WHAT NEEDS TO BE DONE
Search the material below for the string "photo" and extract each line that has it.

<<<<

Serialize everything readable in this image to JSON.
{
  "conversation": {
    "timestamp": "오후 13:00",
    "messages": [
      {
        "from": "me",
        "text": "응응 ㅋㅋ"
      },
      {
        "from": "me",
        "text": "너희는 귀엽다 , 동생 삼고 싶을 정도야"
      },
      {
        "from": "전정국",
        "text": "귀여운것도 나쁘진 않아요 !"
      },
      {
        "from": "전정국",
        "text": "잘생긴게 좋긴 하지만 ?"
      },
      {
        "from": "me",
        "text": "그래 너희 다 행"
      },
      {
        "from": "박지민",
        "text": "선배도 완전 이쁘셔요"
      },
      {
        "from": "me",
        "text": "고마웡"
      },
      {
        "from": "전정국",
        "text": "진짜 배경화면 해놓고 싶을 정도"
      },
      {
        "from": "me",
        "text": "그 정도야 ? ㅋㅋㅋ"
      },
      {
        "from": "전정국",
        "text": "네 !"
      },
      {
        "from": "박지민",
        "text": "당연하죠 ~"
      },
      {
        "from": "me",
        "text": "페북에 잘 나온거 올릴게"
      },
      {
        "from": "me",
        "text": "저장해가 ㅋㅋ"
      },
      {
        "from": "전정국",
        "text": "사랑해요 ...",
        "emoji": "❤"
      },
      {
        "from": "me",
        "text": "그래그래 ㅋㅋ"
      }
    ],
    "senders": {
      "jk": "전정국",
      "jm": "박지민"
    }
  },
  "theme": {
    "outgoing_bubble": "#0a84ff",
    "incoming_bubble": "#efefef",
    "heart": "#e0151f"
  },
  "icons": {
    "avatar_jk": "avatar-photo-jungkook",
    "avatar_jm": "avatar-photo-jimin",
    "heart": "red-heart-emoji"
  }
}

>>>>

ANSWER FOR THIS EXERCISE
    "avatar_jk": "avatar-photo-jungkook",
    "avatar_jm": "avatar-photo-jimin",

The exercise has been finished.